EXERCISE DATA ▸
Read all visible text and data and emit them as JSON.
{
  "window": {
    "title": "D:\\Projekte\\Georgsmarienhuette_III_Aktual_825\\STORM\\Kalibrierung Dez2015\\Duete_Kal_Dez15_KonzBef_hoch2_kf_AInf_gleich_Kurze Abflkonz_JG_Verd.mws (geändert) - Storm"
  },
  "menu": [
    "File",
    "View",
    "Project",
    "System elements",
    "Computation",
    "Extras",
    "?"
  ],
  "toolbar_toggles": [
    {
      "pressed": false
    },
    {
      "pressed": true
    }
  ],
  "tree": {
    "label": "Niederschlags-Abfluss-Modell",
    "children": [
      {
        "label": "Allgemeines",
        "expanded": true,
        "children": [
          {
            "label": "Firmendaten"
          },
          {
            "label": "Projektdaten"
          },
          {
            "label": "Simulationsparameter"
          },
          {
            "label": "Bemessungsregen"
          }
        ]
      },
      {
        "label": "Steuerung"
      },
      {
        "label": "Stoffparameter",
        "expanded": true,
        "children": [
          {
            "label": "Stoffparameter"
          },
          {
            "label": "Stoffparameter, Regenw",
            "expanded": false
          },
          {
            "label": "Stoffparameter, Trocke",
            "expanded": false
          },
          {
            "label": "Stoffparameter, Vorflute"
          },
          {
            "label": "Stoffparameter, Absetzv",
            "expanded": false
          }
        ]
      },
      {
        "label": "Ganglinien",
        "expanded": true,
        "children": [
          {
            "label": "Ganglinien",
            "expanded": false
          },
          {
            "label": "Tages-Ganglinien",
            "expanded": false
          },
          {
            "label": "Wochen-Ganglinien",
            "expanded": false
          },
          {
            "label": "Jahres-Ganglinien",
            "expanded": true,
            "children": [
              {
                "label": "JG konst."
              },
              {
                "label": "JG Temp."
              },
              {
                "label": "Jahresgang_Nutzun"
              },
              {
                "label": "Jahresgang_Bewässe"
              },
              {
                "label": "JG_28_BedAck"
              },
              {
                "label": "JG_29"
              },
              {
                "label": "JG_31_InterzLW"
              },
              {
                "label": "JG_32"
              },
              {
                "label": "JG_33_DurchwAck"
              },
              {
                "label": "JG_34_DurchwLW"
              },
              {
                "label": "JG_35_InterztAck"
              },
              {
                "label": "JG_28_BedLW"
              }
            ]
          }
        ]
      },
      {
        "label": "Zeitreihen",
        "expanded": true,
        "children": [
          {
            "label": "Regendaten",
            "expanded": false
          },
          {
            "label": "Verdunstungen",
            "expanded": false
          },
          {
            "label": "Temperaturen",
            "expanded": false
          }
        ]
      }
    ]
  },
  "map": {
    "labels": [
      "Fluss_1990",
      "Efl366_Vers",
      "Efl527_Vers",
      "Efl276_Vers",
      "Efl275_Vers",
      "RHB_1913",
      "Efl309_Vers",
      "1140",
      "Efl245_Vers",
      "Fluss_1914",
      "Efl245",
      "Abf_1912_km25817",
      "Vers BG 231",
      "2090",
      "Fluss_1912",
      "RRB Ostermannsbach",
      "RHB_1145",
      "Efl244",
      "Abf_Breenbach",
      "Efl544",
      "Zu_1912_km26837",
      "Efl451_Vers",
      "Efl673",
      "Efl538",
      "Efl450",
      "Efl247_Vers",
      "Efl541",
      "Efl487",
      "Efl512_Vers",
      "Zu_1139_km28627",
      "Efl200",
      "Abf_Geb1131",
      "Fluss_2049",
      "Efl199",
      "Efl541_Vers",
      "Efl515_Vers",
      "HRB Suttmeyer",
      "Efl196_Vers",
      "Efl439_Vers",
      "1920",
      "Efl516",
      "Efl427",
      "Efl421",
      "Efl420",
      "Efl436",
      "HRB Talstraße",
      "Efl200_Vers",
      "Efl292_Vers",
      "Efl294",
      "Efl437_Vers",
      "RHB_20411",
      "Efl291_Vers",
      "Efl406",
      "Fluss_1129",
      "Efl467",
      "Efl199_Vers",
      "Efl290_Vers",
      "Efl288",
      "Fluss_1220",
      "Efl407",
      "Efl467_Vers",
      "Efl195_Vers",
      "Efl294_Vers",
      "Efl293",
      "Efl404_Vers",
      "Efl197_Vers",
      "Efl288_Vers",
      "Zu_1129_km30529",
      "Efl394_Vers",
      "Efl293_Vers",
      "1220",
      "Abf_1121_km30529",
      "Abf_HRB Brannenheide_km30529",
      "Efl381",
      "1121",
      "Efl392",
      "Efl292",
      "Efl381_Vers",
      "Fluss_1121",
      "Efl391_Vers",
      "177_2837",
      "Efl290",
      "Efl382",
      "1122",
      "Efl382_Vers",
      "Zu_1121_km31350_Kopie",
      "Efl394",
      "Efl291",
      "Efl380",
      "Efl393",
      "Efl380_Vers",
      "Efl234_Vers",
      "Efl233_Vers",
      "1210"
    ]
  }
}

WHAT IS EXPECTED ▸
From the entries above, list each line with "Ganglinien" in it.

ANSWER FOR THE TASK ▸
        "label": "Ganglinien",
            "label": "Ganglinien",
            "label": "Tages-Ganglinien",
            "label": "Wochen-Ganglinien",
            "label": "Jahres-Ganglinien",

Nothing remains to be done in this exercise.